WHAT IS BEING ASKED
Produce the listing below again, exactly as shown.

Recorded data
<<<<

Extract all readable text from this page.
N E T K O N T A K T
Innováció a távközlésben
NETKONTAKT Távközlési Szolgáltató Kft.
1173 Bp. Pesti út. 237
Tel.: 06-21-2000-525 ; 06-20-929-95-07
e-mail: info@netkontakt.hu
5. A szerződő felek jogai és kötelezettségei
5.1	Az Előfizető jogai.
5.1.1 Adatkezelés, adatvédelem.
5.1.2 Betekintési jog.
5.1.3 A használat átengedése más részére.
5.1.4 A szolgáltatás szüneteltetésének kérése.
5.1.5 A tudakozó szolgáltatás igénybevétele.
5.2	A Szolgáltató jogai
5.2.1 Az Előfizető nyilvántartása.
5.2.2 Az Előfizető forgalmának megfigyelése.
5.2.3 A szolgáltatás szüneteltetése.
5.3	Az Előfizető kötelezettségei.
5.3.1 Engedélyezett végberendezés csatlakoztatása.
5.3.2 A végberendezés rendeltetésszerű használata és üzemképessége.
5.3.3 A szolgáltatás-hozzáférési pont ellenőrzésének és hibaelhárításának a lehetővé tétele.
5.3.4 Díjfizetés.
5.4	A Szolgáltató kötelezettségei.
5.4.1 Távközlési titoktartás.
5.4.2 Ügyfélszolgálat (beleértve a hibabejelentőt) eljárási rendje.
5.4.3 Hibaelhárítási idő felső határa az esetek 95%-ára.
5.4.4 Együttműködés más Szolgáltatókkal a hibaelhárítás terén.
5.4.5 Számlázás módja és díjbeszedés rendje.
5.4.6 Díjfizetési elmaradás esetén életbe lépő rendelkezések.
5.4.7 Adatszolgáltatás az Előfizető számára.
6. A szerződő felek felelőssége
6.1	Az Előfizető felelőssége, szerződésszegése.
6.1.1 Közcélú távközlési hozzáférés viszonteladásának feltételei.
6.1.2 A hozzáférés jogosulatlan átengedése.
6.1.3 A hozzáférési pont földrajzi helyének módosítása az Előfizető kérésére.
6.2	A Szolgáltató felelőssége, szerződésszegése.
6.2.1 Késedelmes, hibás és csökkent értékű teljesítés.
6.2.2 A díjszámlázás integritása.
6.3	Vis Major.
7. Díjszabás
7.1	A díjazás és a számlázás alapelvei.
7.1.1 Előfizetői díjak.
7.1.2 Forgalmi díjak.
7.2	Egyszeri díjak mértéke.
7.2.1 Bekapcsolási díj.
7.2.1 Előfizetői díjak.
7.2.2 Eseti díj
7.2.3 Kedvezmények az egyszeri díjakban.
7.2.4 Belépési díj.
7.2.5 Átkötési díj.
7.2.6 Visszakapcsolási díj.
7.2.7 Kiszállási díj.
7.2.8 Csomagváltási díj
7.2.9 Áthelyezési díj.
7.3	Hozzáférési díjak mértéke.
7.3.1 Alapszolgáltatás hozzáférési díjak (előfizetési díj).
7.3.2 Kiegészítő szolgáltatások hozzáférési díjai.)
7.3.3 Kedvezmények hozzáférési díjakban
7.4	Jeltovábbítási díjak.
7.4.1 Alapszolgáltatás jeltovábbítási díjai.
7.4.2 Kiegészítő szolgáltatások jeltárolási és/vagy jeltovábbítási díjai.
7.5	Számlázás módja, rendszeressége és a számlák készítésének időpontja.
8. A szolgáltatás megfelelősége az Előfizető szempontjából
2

>>>>

THE ANSWER
Extract all readable text from this page.
N E T K O N T A K T
Innováció a távközlésben
NETKONTAKT Távközlési Szolgáltató Kft.
1173 Bp. Pesti út. 237
Tel.: 06-21-2000-525 ; 06-20-929-95-07
e-mail: info@netkontakt.hu
5. A szerződő felek jogai és kötelezettségei
5.1	Az Előfizető jogai.
5.1.1 Adatkezelés, adatvédelem.
5.1.2 Betekintési jog.
5.1.3 A használat átengedése más részére.
5.1.4 A szolgáltatás szüneteltetésének kérése.
5.1.5 A tudakozó szolgáltatás igénybevétele.
5.2	A Szolgáltató jogai
5.2.1 Az Előfizető nyilvántartása.
5.2.2 Az Előfizető forgalmának megfigyelése.
5.2.3 A szolgáltatás szüneteltetése.
5.3	Az Előfizető kötelezettségei.
5.3.1 Engedélyezett végberendezés csatlakoztatása.
5.3.2 A végberendezés rendeltetésszerű használata és üzemképessége.
5.3.3 A szolgáltatás-hozzáférési pont ellenőrzésének és hibaelhárításának a lehetővé tétele.
5.3.4 Díjfizetés.
5.4	A Szolgáltató kötelezettségei.
5.4.1 Távközlési titoktartás.
5.4.2 Ügyfélszolgálat (beleértve a hibabejelentőt) eljárási rendje.
5.4.3 Hibaelhárítási idő felső határa az esetek 95%-ára.
5.4.4 Együttműködés más Szolgáltatókkal a hibaelhárítás terén.
5.4.5 Számlázás módja és díjbeszedés rendje.
5.4.6 Díjfizetési elmaradás esetén életbe lépő rendelkezések.
5.4.7 Adatszolgáltatás az Előfizető számára.
6. A szerződő felek felelőssége
6.1	Az Előfizető felelőssége, szerződésszegése.
6.1.1 Közcélú távközlési hozzáférés viszonteladásának feltételei.
6.1.2 A hozzáférés jogosulatlan átengedése.
6.1.3 A hozzáférési pont földrajzi helyének módosítása az Előfizető kérésére.
6.2	A Szolgáltató felelőssége, szerződésszegése.
6.2.1 Késedelmes, hibás és csökkent értékű teljesítés.
6.2.2 A díjszámlázás integritása.
6.3	Vis Major.
7. Díjszabás
7.1	A díjazás és a számlázás alapelvei.
7.1.1 Előfizetői díjak.
7.1.2 Forgalmi díjak.
7.2	Egyszeri díjak mértéke.
7.2.1 Bekapcsolási díj.
7.2.1 Előfizetői díjak.
7.2.2 Eseti díj
7.2.3 Kedvezmények az egyszeri díjakban.
7.2.4 Belépési díj.
7.2.5 Átkötési díj.
7.2.6 Visszakapcsolási díj.
7.2.7 Kiszállási díj.
7.2.8 Csomagváltási díj
7.2.9 Áthelyezési díj.
7.3	Hozzáférési díjak mértéke.
7.3.1 Alapszolgáltatás hozzáférési díjak (előfizetési díj).
7.3.2 Kiegészítő szolgáltatások hozzáférési díjai.)
7.3.3 Kedvezmények hozzáférési díjakban
7.4	Jeltovábbítási díjak.
7.4.1 Alapszolgáltatás jeltovábbítási díjai.
7.4.2 Kiegészítő szolgáltatások jeltárolási és/vagy jeltovábbítási díjai.
7.5	Számlázás módja, rendszeressége és a számlák készítésének időpontja.
8. A szolgáltatás megfelelősége az Előfizető szempontjából
2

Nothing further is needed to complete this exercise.